[WHAT IS BEING ASKED]: Copy out all the lines in the records that include the word "fact".
- - - - -
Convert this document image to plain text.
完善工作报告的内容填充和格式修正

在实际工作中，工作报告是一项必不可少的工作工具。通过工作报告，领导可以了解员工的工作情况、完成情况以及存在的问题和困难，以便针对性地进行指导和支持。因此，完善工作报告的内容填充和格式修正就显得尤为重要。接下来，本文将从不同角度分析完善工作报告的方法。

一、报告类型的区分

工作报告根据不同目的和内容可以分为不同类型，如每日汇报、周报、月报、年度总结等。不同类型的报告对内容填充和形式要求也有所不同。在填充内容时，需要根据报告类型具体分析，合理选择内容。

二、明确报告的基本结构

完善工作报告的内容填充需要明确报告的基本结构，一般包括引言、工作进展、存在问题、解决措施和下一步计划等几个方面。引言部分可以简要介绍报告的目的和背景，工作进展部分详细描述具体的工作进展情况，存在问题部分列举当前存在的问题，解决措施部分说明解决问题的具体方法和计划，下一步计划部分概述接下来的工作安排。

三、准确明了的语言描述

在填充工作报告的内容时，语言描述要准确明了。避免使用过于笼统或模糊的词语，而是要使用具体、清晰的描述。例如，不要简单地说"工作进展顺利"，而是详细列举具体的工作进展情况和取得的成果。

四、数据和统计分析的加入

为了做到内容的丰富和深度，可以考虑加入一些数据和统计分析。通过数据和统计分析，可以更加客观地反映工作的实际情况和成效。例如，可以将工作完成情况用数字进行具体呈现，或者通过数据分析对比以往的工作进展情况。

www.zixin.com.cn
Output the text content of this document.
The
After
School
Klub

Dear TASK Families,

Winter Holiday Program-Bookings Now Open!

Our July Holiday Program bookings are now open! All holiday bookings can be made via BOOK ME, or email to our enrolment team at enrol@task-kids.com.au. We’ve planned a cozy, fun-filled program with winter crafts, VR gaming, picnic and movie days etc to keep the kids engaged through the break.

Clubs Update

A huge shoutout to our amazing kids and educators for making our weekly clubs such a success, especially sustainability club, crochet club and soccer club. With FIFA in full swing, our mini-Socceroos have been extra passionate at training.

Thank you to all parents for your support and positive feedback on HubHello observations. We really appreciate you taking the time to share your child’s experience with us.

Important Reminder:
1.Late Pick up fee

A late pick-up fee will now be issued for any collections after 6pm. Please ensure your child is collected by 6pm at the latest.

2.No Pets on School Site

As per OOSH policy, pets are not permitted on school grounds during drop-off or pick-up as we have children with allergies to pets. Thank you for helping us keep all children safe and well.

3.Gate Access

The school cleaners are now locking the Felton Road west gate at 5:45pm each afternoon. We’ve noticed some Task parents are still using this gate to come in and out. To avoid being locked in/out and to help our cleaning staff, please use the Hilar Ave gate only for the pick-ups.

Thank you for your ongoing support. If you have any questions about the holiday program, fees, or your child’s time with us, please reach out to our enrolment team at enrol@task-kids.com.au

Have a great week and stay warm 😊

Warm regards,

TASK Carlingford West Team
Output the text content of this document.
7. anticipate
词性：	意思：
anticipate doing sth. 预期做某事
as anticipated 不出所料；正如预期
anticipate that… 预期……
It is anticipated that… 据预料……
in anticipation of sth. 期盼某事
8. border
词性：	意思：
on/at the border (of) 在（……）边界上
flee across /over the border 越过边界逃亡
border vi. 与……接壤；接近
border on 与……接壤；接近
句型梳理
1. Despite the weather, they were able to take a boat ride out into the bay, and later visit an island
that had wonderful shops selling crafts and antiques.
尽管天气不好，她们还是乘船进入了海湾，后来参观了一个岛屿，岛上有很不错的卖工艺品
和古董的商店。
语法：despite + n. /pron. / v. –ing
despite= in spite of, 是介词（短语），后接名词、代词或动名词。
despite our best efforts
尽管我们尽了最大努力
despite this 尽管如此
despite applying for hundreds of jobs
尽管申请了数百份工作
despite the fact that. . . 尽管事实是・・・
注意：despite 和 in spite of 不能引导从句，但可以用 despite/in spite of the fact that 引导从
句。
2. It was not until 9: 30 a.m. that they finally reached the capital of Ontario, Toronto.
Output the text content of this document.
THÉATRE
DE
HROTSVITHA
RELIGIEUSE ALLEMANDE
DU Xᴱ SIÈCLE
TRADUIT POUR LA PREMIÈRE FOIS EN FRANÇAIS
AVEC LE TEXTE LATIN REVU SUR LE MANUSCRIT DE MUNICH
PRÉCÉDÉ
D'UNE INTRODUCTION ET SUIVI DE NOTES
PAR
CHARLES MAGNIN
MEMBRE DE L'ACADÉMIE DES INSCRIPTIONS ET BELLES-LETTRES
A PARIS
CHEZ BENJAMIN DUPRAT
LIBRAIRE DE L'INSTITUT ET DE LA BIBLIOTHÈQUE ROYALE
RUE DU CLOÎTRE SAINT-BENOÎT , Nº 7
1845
- - - - -
[EXERCISE RESPONSE]:
despite the fact that. . . 尽管事实是・・・
注意：despite 和 in spite of 不能引导从句，但可以用 despite/in spite of the fact that 引导从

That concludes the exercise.